> **Exercise brief**
Every line of the data must be copied exactly.

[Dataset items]
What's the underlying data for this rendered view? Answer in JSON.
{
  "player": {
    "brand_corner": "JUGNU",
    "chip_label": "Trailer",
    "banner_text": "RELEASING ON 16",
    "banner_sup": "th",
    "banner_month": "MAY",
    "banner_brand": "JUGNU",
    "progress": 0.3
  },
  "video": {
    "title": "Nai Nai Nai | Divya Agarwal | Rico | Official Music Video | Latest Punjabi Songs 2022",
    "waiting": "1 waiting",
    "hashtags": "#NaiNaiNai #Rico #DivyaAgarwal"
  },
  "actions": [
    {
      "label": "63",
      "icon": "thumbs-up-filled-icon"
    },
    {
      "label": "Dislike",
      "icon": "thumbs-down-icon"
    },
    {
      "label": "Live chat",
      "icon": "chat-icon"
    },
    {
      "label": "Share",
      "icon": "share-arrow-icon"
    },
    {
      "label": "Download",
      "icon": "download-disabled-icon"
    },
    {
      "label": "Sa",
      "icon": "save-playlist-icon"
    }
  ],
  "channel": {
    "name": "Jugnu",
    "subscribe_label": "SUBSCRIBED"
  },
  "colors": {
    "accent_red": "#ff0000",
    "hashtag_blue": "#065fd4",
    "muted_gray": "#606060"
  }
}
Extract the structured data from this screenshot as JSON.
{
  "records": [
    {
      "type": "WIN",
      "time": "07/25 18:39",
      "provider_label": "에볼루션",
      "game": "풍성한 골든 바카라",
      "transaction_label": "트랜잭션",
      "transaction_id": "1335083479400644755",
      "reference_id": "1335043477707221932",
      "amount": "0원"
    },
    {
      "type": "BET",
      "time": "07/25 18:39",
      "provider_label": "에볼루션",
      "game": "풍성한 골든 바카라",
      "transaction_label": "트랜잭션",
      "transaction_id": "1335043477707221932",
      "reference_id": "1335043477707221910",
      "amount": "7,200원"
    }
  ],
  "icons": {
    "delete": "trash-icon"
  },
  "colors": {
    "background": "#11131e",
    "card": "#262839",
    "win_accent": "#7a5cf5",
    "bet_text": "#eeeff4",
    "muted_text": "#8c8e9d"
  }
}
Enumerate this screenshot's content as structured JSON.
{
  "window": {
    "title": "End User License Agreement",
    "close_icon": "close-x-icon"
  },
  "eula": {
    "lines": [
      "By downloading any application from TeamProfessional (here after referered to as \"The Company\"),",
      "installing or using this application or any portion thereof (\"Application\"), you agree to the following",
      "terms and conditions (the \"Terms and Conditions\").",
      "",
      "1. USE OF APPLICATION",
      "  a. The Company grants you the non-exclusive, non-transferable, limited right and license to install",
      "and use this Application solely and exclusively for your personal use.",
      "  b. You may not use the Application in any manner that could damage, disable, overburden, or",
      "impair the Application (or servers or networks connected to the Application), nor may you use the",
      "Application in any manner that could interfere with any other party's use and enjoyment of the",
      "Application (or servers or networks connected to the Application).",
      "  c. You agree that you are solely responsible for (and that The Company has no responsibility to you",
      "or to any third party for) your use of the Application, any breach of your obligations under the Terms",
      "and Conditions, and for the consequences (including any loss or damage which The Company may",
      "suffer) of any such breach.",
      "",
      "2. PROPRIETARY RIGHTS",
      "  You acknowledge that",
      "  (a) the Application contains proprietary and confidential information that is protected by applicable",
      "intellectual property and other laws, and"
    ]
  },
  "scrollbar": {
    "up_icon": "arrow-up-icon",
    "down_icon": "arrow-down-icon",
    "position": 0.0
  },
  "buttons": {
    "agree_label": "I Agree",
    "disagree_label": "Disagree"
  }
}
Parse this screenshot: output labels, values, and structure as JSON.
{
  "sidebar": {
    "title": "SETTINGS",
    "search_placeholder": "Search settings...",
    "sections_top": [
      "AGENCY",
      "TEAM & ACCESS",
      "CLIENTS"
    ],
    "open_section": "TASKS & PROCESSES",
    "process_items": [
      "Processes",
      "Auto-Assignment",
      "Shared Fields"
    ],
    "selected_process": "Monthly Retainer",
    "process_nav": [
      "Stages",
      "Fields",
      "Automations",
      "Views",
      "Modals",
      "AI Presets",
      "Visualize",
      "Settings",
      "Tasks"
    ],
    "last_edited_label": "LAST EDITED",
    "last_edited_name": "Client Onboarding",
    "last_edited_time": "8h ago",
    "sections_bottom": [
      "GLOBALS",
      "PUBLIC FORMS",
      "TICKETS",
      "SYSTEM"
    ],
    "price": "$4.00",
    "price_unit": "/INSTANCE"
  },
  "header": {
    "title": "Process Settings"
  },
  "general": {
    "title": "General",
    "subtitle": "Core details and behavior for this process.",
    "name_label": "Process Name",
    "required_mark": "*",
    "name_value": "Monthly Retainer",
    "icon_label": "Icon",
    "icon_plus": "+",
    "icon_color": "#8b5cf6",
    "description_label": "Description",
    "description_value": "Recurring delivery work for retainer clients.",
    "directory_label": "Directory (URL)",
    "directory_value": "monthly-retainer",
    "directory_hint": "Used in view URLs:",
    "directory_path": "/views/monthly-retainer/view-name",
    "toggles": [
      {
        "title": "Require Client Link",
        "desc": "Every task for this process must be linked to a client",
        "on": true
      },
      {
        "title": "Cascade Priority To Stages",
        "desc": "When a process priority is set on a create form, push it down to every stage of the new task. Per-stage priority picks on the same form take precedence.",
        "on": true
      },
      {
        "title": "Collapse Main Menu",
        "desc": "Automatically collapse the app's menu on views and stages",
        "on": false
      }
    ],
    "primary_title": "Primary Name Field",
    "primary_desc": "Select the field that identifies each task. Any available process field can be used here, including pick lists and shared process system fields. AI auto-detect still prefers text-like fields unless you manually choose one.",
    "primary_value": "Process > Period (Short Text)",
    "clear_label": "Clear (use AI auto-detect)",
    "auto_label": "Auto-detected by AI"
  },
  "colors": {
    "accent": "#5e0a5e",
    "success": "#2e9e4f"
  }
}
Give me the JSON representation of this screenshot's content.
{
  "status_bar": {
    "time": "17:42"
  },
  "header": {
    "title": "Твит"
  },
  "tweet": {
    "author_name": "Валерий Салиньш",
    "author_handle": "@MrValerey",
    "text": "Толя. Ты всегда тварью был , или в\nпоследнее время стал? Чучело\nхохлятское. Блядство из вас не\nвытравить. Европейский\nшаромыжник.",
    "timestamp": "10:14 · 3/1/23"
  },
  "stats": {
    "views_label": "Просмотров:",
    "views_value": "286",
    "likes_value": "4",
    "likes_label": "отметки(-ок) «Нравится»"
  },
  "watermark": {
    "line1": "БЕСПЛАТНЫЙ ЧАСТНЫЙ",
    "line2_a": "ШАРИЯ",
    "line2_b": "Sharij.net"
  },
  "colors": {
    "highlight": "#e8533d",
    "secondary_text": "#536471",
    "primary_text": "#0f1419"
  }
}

> **Problem solution**
What's the underlying data for this rendered view? Answer in JSON.
{
  "player": {
    "brand_corner": "JUGNU",
    "chip_label": "Trailer",
    "banner_text": "RELEASING ON 16",
    "banner_sup": "th",
    "banner_month": "MAY",
    "banner_brand": "JUGNU",
    "progress": 0.3
  },
  "video": {
    "title": "Nai Nai Nai | Divya Agarwal | Rico | Official Music Video | Latest Punjabi Songs 2022",
    "waiting": "1 waiting",
    "hashtags": "#NaiNaiNai #Rico #DivyaAgarwal"
  },
  "actions": [
    {
      "label": "63",
      "icon": "thumbs-up-filled-icon"
    },
    {
      "label": "Dislike",
      "icon": "thumbs-down-icon"
    },
    {
      "label": "Live chat",
      "icon": "chat-icon"
    },
    {
      "label": "Share",
      "icon": "share-arrow-icon"
    },
    {
      "label": "Download",
      "icon": "download-disabled-icon"
    },
    {
      "label": "Sa",
      "icon": "save-playlist-icon"
    }
  ],
  "channel": {
    "name": "Jugnu",
    "subscribe_label": "SUBSCRIBED"
  },
  "colors": {
    "accent_red": "#ff0000",
    "hashtag_blue": "#065fd4",
    "muted_gray": "#606060"
  }
}
Extract the structured data from this screenshot as JSON.
{
  "records": [
    {
      "type": "WIN",
      "time": "07/25 18:39",
      "provider_label": "에볼루션",
      "game": "풍성한 골든 바카라",
      "transaction_label": "트랜잭션",
      "transaction_id": "1335083479400644755",
      "reference_id": "1335043477707221932",
      "amount": "0원"
    },
    {
      "type": "BET",
      "time": "07/25 18:39",
      "provider_label": "에볼루션",
      "game": "풍성한 골든 바카라",
      "transaction_label": "트랜잭션",
      "transaction_id": "1335043477707221932",
      "reference_id": "1335043477707221910",
      "amount": "7,200원"
    }
  ],
  "icons": {
    "delete": "trash-icon"
  },
  "colors": {
    "background": "#11131e",
    "card": "#262839",
    "win_accent": "#7a5cf5",
    "bet_text": "#eeeff4",
    "muted_text": "#8c8e9d"
  }
}
Enumerate this screenshot's content as structured JSON.
{
  "window": {
    "title": "End User License Agreement",
    "close_icon": "close-x-icon"
  },
  "eula": {
    "lines": [
      "By downloading any application from TeamProfessional (here after referered to as \"The Company\"),",
      "installing or using this application or any portion thereof (\"Application\"), you agree to the following",
      "terms and conditions (the \"Terms and Conditions\").",
      "",
      "1. USE OF APPLICATION",
      "  a. The Company grants you the non-exclusive, non-transferable, limited right and license to install",
      "and use this Application solely and exclusively for your personal use.",
      "  b. You may not use the Application in any manner that could damage, disable, overburden, or",
      "impair the Application (or servers or networks connected to the Application), nor may you use the",
      "Application in any manner that could interfere with any other party's use and enjoyment of the",
      "Application (or servers or networks connected to the Application).",
      "  c. You agree that you are solely responsible for (and that The Company has no responsibility to you",
      "or to any third party for) your use of the Application, any breach of your obligations under the Terms",
      "and Conditions, and for the consequences (including any loss or damage which The Company may",
      "suffer) of any such breach.",
      "",
      "2. PROPRIETARY RIGHTS",
      "  You acknowledge that",
      "  (a) the Application contains proprietary and confidential information that is protected by applicable",
      "intellectual property and other laws, and"
    ]
  },
  "scrollbar": {
    "up_icon": "arrow-up-icon",
    "down_icon": "arrow-down-icon",
    "position": 0.0
  },
  "buttons": {
    "agree_label": "I Agree",
    "disagree_label": "Disagree"
  }
}
Parse this screenshot: output labels, values, and structure as JSON.
{
  "sidebar": {
    "title": "SETTINGS",
    "search_placeholder": "Search settings...",
    "sections_top": [
      "AGENCY",
      "TEAM & ACCESS",
      "CLIENTS"
    ],
    "open_section": "TASKS & PROCESSES",
    "process_items": [
      "Processes",
      "Auto-Assignment",
      "Shared Fields"
    ],
    "selected_process": "Monthly Retainer",
    "process_nav": [
      "Stages",
      "Fields",
      "Automations",
      "Views",
      "Modals",
      "AI Presets",
      "Visualize",
      "Settings",
      "Tasks"
    ],
    "last_edited_label": "LAST EDITED",
    "last_edited_name": "Client Onboarding",
    "last_edited_time": "8h ago",
    "sections_bottom": [
      "GLOBALS",
      "PUBLIC FORMS",
      "TICKETS",
      "SYSTEM"
    ],
    "price": "$4.00",
    "price_unit": "/INSTANCE"
  },
  "header": {
    "title": "Process Settings"
  },
  "general": {
    "title": "General",
    "subtitle": "Core details and behavior for this process.",
    "name_label": "Process Name",
    "required_mark": "*",
    "name_value": "Monthly Retainer",
    "icon_label": "Icon",
    "icon_plus": "+",
    "icon_color": "#8b5cf6",
    "description_label": "Description",
    "description_value": "Recurring delivery work for retainer clients.",
    "directory_label": "Directory (URL)",
    "directory_value": "monthly-retainer",
    "directory_hint": "Used in view URLs:",
    "directory_path": "/views/monthly-retainer/view-name",
    "toggles": [
      {
        "title": "Require Client Link",
        "desc": "Every task for this process must be linked to a client",
        "on": true
      },
      {
        "title": "Cascade Priority To Stages",
        "desc": "When a process priority is set on a create form, push it down to every stage of the new task. Per-stage priority picks on the same form take precedence.",
        "on": true
      },
      {
        "title": "Collapse Main Menu",
        "desc": "Automatically collapse the app's menu on views and stages",
        "on": false
      }
    ],
    "primary_title": "Primary Name Field",
    "primary_desc": "Select the field that identifies each task. Any available process field can be used here, including pick lists and shared process system fields. AI auto-detect still prefers text-like fields unless you manually choose one.",
    "primary_value": "Process > Period (Short Text)",
    "clear_label": "Clear (use AI auto-detect)",
    "auto_label": "Auto-detected by AI"
  },
  "colors": {
    "accent": "#5e0a5e",
    "success": "#2e9e4f"
  }
}
Give me the JSON representation of this screenshot's content.
{
  "status_bar": {
    "time": "17:42"
  },
  "header": {
    "title": "Твит"
  },
  "tweet": {
    "author_name": "Валерий Салиньш",
    "author_handle": "@MrValerey",
    "text": "Толя. Ты всегда тварью был , или в\nпоследнее время стал? Чучело\nхохлятское. Блядство из вас не\nвытравить. Европейский\nшаромыжник.",
    "timestamp": "10:14 · 3/1/23"
  },
  "stats": {
    "views_label": "Просмотров:",
    "views_value": "286",
    "likes_value": "4",
    "likes_label": "отметки(-ок) «Нравится»"
  },
  "watermark": {
    "line1": "БЕСПЛАТНЫЙ ЧАСТНЫЙ",
    "line2_a": "ШАРИЯ",
    "line2_b": "Sharij.net"
  },
  "colors": {
    "highlight": "#e8533d",
    "secondary_text": "#536471",
    "primary_text": "#0f1419"
  }
}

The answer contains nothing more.